═════ Data for the task ═════

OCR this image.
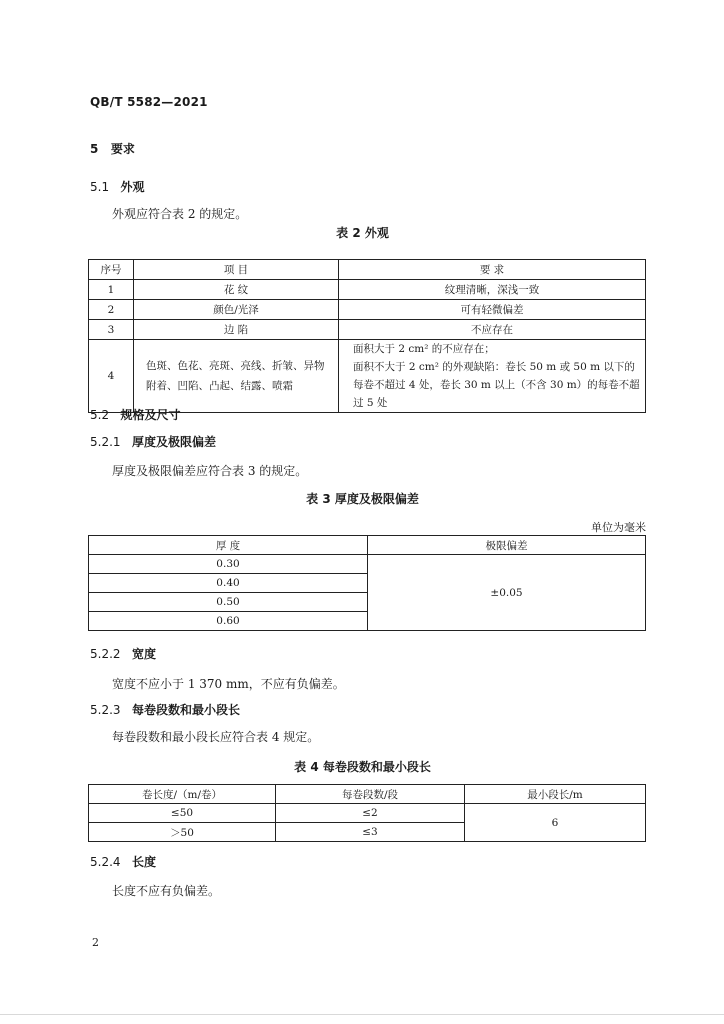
QB/T 5582—2021
5 要求
5.1 外观
外观应符合表 2 的规定。
表 2 外观
序号	项 目	要 求
1	花 纹	纹理清晰，深浅一致
2	颜色/光泽	可有轻微偏差
3	边 陷	不应存在
4	色斑、色花、亮斑、亮线、折皱、异物附着、凹陷、凸起、结露、喷霜	面积大于 2 cm² 的不应存在；
面积不大于 2 cm² 的外观缺陷：卷长 50 m 或 50 m 以下的每卷不超过 4 处，卷长 30 m 以上（不含 30 m）的每卷不超过 5 处
5.2 规格及尺寸
5.2.1 厚度及极限偏差
厚度及极限偏差应符合表 3 的规定。
表 3 厚度及极限偏差
单位为毫米
厚 度	极限偏差
0.30	±0.05
0.40	
0.50	
0.60	
5.2.2 宽度
宽度不应小于 1 370 mm，不应有负偏差。
5.2.3 每卷段数和最小段长
每卷段数和最小段长应符合表 4 规定。
表 4 每卷段数和最小段长
卷长度/（m/卷）	每卷段数/段	最小段长/m
≤50	≤2	6
＞50	≤3	
5.2.4 长度
长度不应有负偏差。
2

═════

> _What is being asked_
The records above need to be given again exactly. Omit the pictures.

> _Result_
OCR this image.
QB/T 5582—2021
5 要求
5.1 外观
外观应符合表 2 的规定。
表 2 外观
序号	项 目	要 求
1	花 纹	纹理清晰，深浅一致
2	颜色/光泽	可有轻微偏差
3	边 陷	不应存在
4	色斑、色花、亮斑、亮线、折皱、异物附着、凹陷、凸起、结露、喷霜	面积大于 2 cm² 的不应存在；
面积不大于 2 cm² 的外观缺陷：卷长 50 m 或 50 m 以下的每卷不超过 4 处，卷长 30 m 以上（不含 30 m）的每卷不超过 5 处
5.2 规格及尺寸
5.2.1 厚度及极限偏差
厚度及极限偏差应符合表 3 的规定。
表 3 厚度及极限偏差
单位为毫米
厚 度	极限偏差
0.30	±0.05
0.40	
0.50	
0.60	
5.2.2 宽度
宽度不应小于 1 370 mm，不应有负偏差。
5.2.3 每卷段数和最小段长
每卷段数和最小段长应符合表 4 规定。
表 4 每卷段数和最小段长
卷长度/（m/卷）	每卷段数/段	最小段长/m
≤50	≤2	6
＞50	≤3	
5.2.4 长度
长度不应有负偏差。
2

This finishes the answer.